- EXERCISE DESCRIPTION
Work out how many lines of the material below mention the word "политикой"; reply with the number only.

(Entries from a dataset)

--- --- ---

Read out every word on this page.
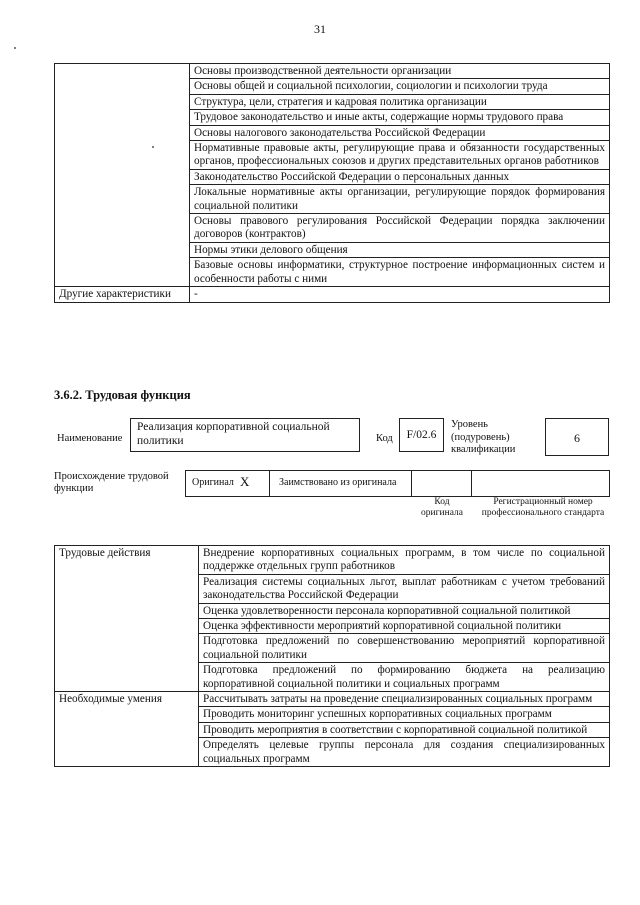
31
	Основы производственной деятельности организации
	Основы общей и социальной психологии, социологии и психологии труда
	Структура, цели, стратегия и кадровая политика организации
	Трудовое законодательство и иные акты, содержащие нормы трудового права
	Основы налогового законодательства Российской Федерации
	Нормативные правовые акты, регулирующие права и обязанности государственных органов, профессиональных союзов и других представительных органов работников
	Законодательство Российской Федерации о персональных данных
	Локальные нормативные акты организации, регулирующие порядок формирования социальной политики
	Основы правового регулирования Российской Федерации порядка заключении договоров (контрактов)
	Нормы этики делового общения
	Базовые основы информатики, структурное построение информационных систем и особенности работы с ними
Другие характеристики	-
3.6.2. Трудовая функция
Наименование
Реализация корпоративной социальной политики	Код	F/02.6
Уровень (подуровень) квалификации
6
Происхождение трудовой функции
Оригинал X	Заимствовано из оригинала
Код оригинала
Регистрационный номер профессионального стандарта
Трудовые действия	Внедрение корпоративных социальных программ, в том числе по социальной поддержке отдельных групп работников
	Реализация системы социальных льгот, выплат работникам с учетом требований законодательства Российской Федерации
	Оценка удовлетворенности персонала корпоративной социальной политикой
	Оценка эффективности мероприятий корпоративной социальной политики
	Подготовка предложений по совершенствованию мероприятий корпоративной социальной политики
	Подготовка предложений по формированию бюджета на реализацию корпоративной социальной политики и социальных программ
Необходимые умения	Рассчитывать затраты на проведение специализированных социальных программ
	Проводить мониторинг успешных корпоративных социальных программ
	Проводить мероприятия в соответствии с корпоративной социальной политикой
	Определять целевые группы персонала для создания специализированных социальных программ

--- --- ---

- RESPONSE TO THIS EXERCISE
2